_Goal of the exercise_
Could you repeat the records below exactly, leaving out any pictures?

Excerpts from a figure dataset
::::::::::

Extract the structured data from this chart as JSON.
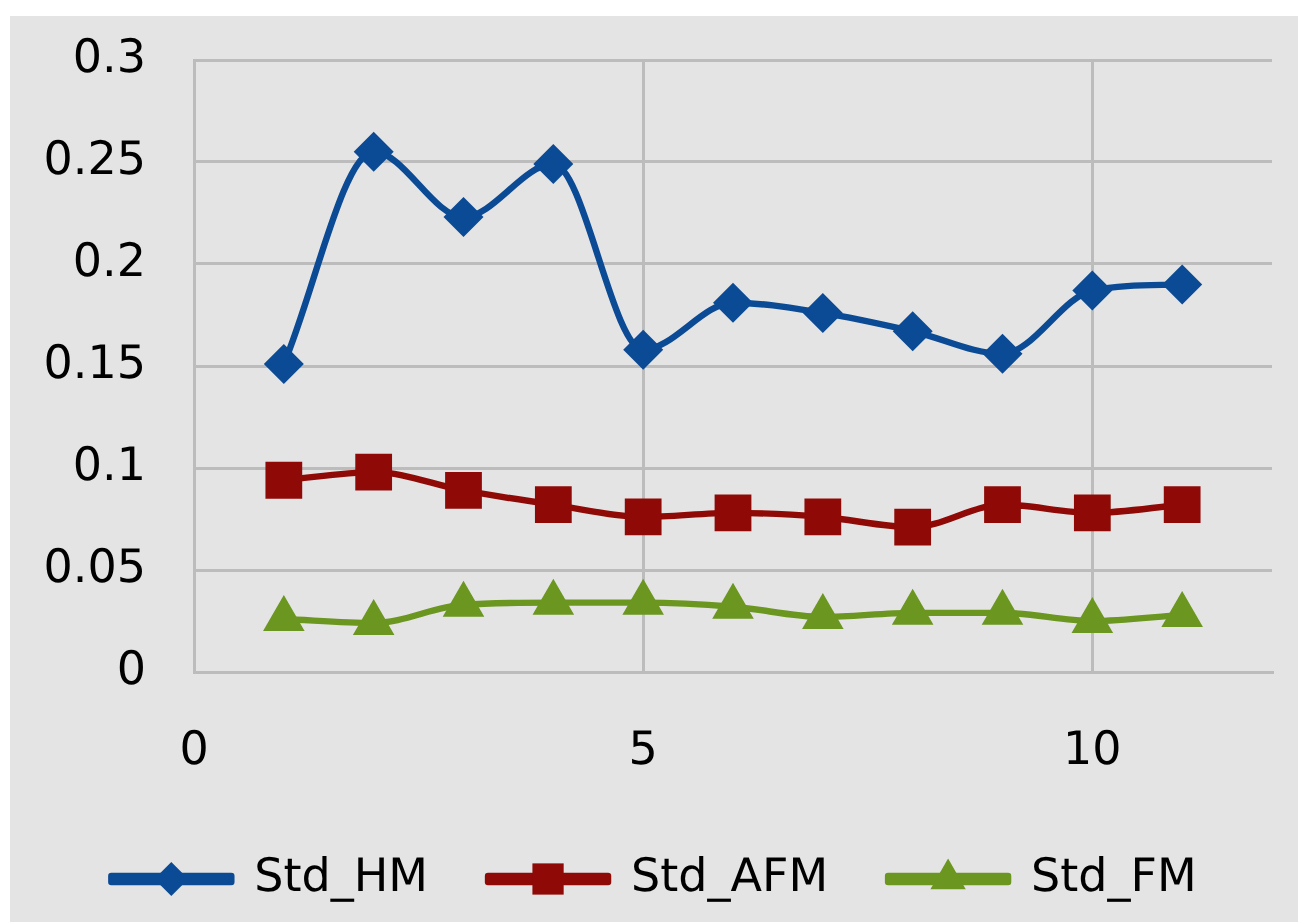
{
  "chart_data": {
    "type": "line",
    "x": [
      1,
      2,
      3,
      4,
      5,
      6,
      7,
      8,
      9,
      10,
      11
    ],
    "series": [
      {
        "name": "Std_HM",
        "color": "#0b4a94",
        "marker": "diamond",
        "values": [
          0.151,
          0.255,
          0.223,
          0.249,
          0.158,
          0.181,
          0.176,
          0.167,
          0.156,
          0.187,
          0.19
        ]
      },
      {
        "name": "Std_AFM",
        "color": "#8f0a06",
        "marker": "square",
        "values": [
          0.094,
          0.098,
          0.089,
          0.082,
          0.076,
          0.078,
          0.076,
          0.071,
          0.082,
          0.078,
          0.082
        ]
      },
      {
        "name": "Std_FM",
        "color": "#6b961f",
        "marker": "triangle",
        "values": [
          0.026,
          0.024,
          0.033,
          0.034,
          0.034,
          0.032,
          0.027,
          0.029,
          0.029,
          0.025,
          0.028
        ]
      }
    ],
    "xlim": [
      0,
      12
    ],
    "xticks": [
      0,
      5,
      10
    ],
    "ylim": [
      0,
      0.3
    ],
    "yticks": [
      0,
      0.05,
      0.1,
      0.15,
      0.2,
      0.25,
      0.3
    ],
    "grid": true,
    "legend": "bottom",
    "line_style": "solid"
  }
}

::::::::::

_Full output_
Extract the structured data from this chart as JSON.
{
  "chart_data": {
    "type": "line",
    "x": [
      1,
      2,
      3,
      4,
      5,
      6,
      7,
      8,
      9,
      10,
      11
    ],
    "series": [
      {
        "name": "Std_HM",
        "color": "#0b4a94",
        "marker": "diamond",
        "values": [
          0.151,
          0.255,
          0.223,
          0.249,
          0.158,
          0.181,
          0.176,
          0.167,
          0.156,
          0.187,
          0.19
        ]
      },
      {
        "name": "Std_AFM",
        "color": "#8f0a06",
        "marker": "square",
        "values": [
          0.094,
          0.098,
          0.089,
          0.082,
          0.076,
          0.078,
          0.076,
          0.071,
          0.082,
          0.078,
          0.082
        ]
      },
      {
        "name": "Std_FM",
        "color": "#6b961f",
        "marker": "triangle",
        "values": [
          0.026,
          0.024,
          0.033,
          0.034,
          0.034,
          0.032,
          0.027,
          0.029,
          0.029,
          0.025,
          0.028
        ]
      }
    ],
    "xlim": [
      0,
      12
    ],
    "xticks": [
      0,
      5,
      10
    ],
    "ylim": [
      0,
      0.3
    ],
    "yticks": [
      0,
      0.05,
      0.1,
      0.15,
      0.2,
      0.25,
      0.3
    ],
    "grid": true,
    "legend": "bottom",
    "line_style": "solid"
  }
}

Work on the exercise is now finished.